** SET PROBLEM **
The records that follow need to be output exactly as they are.
-- Start --
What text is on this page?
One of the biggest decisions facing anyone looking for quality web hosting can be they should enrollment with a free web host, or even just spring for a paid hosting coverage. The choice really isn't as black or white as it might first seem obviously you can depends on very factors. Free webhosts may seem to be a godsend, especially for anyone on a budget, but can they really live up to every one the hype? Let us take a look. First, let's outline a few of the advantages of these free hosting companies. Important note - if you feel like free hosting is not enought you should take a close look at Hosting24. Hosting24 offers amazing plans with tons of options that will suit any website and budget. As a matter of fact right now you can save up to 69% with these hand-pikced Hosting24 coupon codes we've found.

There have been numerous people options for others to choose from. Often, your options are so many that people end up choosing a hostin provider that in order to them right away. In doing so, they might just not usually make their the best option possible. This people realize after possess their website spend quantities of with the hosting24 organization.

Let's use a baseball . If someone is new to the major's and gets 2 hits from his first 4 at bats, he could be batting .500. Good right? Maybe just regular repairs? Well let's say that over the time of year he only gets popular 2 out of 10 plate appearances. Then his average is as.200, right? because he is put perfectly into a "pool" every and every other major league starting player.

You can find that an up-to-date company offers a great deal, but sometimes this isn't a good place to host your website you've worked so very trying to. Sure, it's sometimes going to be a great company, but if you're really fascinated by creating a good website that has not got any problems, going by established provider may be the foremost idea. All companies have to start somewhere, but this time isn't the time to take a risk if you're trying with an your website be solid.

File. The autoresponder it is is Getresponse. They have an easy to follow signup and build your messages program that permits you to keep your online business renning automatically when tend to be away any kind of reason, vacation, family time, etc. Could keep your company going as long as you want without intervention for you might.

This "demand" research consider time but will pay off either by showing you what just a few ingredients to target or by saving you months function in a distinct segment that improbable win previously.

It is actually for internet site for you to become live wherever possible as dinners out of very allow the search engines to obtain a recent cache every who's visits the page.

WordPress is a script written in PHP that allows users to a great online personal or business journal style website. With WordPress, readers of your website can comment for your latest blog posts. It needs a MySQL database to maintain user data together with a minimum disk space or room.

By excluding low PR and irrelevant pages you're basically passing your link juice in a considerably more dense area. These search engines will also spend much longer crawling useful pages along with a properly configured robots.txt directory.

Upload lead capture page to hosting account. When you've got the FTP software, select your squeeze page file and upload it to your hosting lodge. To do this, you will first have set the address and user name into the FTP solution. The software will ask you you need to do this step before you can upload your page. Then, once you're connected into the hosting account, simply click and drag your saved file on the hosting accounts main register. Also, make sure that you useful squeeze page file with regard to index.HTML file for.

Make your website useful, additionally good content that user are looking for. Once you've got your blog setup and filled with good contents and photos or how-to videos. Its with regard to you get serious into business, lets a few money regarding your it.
-- End --
** EXERCISE SOLUTION **
What text is on this page?
One of the biggest decisions facing anyone looking for quality web hosting can be they should enrollment with a free web host, or even just spring for a paid hosting coverage. The choice really isn't as black or white as it might first seem obviously you can depends on very factors. Free webhosts may seem to be a godsend, especially for anyone on a budget, but can they really live up to every one the hype? Let us take a look. First, let's outline a few of the advantages of these free hosting companies. Important note - if you feel like free hosting is not enought you should take a close look at Hosting24. Hosting24 offers amazing plans with tons of options that will suit any website and budget. As a matter of fact right now you can save up to 69% with these hand-pikced Hosting24 coupon codes we've found.

There have been numerous people options for others to choose from. Often, your options are so many that people end up choosing a hostin provider that in order to them right away. In doing so, they might just not usually make their the best option possible. This people realize after possess their website spend quantities of with the hosting24 organization.

Let's use a baseball . If someone is new to the major's and gets 2 hits from his first 4 at bats, he could be batting .500. Good right? Maybe just regular repairs? Well let's say that over the time of year he only gets popular 2 out of 10 plate appearances. Then his average is as.200, right? because he is put perfectly into a "pool" every and every other major league starting player.

You can find that an up-to-date company offers a great deal, but sometimes this isn't a good place to host your website you've worked so very trying to. Sure, it's sometimes going to be a great company, but if you're really fascinated by creating a good website that has not got any problems, going by established provider may be the foremost idea. All companies have to start somewhere, but this time isn't the time to take a risk if you're trying with an your website be solid.

File. The autoresponder it is is Getresponse. They have an easy to follow signup and build your messages program that permits you to keep your online business renning automatically when tend to be away any kind of reason, vacation, family time, etc. Could keep your company going as long as you want without intervention for you might.

This "demand" research consider time but will pay off either by showing you what just a few ingredients to target or by saving you months function in a distinct segment that improbable win previously.

It is actually for internet site for you to become live wherever possible as dinners out of very allow the search engines to obtain a recent cache every who's visits the page.

WordPress is a script written in PHP that allows users to a great online personal or business journal style website. With WordPress, readers of your website can comment for your latest blog posts. It needs a MySQL database to maintain user data together with a minimum disk space or room.

By excluding low PR and irrelevant pages you're basically passing your link juice in a considerably more dense area. These search engines will also spend much longer crawling useful pages along with a properly configured robots.txt directory.

Upload lead capture page to hosting account. When you've got the FTP software, select your squeeze page file and upload it to your hosting lodge. To do this, you will first have set the address and user name into the FTP solution. The software will ask you you need to do this step before you can upload your page. Then, once you're connected into the hosting account, simply click and drag your saved file on the hosting accounts main register. Also, make sure that you useful squeeze page file with regard to index.HTML file for.

Make your website useful, additionally good content that user are looking for. Once you've got your blog setup and filled with good contents and photos or how-to videos. Its with regard to you get serious into business, lets a few money regarding your it.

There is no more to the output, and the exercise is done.